> _Exercise directions_
Could every line of the data be printed exactly as it reads?

> _Data to use_

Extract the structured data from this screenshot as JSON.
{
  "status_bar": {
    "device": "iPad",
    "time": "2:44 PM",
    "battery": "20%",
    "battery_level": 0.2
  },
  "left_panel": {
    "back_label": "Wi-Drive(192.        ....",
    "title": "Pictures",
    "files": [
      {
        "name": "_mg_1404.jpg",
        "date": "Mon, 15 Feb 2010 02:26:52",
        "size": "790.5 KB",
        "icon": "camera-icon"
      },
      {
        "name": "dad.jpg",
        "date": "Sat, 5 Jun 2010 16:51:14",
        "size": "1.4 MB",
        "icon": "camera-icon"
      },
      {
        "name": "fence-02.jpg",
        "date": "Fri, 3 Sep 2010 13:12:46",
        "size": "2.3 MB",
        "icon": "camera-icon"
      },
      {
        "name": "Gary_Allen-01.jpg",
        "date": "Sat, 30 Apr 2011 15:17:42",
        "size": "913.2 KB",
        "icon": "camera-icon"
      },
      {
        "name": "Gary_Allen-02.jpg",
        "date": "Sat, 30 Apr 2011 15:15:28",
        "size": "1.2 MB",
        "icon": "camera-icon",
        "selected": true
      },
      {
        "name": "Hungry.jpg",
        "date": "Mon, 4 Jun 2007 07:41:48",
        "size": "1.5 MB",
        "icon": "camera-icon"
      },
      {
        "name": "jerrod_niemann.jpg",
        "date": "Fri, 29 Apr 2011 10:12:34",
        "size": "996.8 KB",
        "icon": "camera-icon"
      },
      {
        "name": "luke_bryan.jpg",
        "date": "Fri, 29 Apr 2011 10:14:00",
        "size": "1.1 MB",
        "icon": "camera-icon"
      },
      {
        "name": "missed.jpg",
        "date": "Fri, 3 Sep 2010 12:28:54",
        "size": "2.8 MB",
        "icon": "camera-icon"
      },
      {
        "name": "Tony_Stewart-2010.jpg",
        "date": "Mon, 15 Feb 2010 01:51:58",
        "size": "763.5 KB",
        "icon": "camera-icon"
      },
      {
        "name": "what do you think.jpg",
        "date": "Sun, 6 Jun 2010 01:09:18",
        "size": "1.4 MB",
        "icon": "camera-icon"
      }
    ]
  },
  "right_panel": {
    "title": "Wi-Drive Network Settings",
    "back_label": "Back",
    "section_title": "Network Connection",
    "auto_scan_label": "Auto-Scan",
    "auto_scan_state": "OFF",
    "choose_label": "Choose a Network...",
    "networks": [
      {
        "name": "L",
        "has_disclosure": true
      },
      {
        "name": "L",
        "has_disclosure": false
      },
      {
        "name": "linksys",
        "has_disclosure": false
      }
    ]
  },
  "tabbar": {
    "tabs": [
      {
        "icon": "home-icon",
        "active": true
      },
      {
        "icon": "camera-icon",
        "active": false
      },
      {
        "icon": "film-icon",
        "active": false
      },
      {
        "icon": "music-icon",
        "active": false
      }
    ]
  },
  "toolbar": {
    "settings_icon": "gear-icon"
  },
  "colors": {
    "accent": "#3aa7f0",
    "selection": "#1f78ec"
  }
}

> _Exercise output_
Extract the structured data from this screenshot as JSON.
{
  "status_bar": {
    "device": "iPad",
    "time": "2:44 PM",
    "battery": "20%",
    "battery_level": 0.2
  },
  "left_panel": {
    "back_label": "Wi-Drive(192.        ....",
    "title": "Pictures",
    "files": [
      {
        "name": "_mg_1404.jpg",
        "date": "Mon, 15 Feb 2010 02:26:52",
        "size": "790.5 KB",
        "icon": "camera-icon"
      },
      {
        "name": "dad.jpg",
        "date": "Sat, 5 Jun 2010 16:51:14",
        "size": "1.4 MB",
        "icon": "camera-icon"
      },
      {
        "name": "fence-02.jpg",
        "date": "Fri, 3 Sep 2010 13:12:46",
        "size": "2.3 MB",
        "icon": "camera-icon"
      },
      {
        "name": "Gary_Allen-01.jpg",
        "date": "Sat, 30 Apr 2011 15:17:42",
        "size": "913.2 KB",
        "icon": "camera-icon"
      },
      {
        "name": "Gary_Allen-02.jpg",
        "date": "Sat, 30 Apr 2011 15:15:28",
        "size": "1.2 MB",
        "icon": "camera-icon",
        "selected": true
      },
      {
        "name": "Hungry.jpg",
        "date": "Mon, 4 Jun 2007 07:41:48",
        "size": "1.5 MB",
        "icon": "camera-icon"
      },
      {
        "name": "jerrod_niemann.jpg",
        "date": "Fri, 29 Apr 2011 10:12:34",
        "size": "996.8 KB",
        "icon": "camera-icon"
      },
      {
        "name": "luke_bryan.jpg",
        "date": "Fri, 29 Apr 2011 10:14:00",
        "size": "1.1 MB",
        "icon": "camera-icon"
      },
      {
        "name": "missed.jpg",
        "date": "Fri, 3 Sep 2010 12:28:54",
        "size": "2.8 MB",
        "icon": "camera-icon"
      },
      {
        "name": "Tony_Stewart-2010.jpg",
        "date": "Mon, 15 Feb 2010 01:51:58",
        "size": "763.5 KB",
        "icon": "camera-icon"
      },
      {
        "name": "what do you think.jpg",
        "date": "Sun, 6 Jun 2010 01:09:18",
        "size": "1.4 MB",
        "icon": "camera-icon"
      }
    ]
  },
  "right_panel": {
    "title": "Wi-Drive Network Settings",
    "back_label": "Back",
    "section_title": "Network Connection",
    "auto_scan_label": "Auto-Scan",
    "auto_scan_state": "OFF",
    "choose_label": "Choose a Network...",
    "networks": [
      {
        "name": "L",
        "has_disclosure": true
      },
      {
        "name": "L",
        "has_disclosure": false
      },
      {
        "name": "linksys",
        "has_disclosure": false
      }
    ]
  },
  "tabbar": {
    "tabs": [
      {
        "icon": "home-icon",
        "active": true
      },
      {
        "icon": "camera-icon",
        "active": false
      },
      {
        "icon": "film-icon",
        "active": false
      },
      {
        "icon": "music-icon",
        "active": false
      }
    ]
  },
  "toolbar": {
    "settings_icon": "gear-icon"
  },
  "colors": {
    "accent": "#3aa7f0",
    "selection": "#1f78ec"
  }
}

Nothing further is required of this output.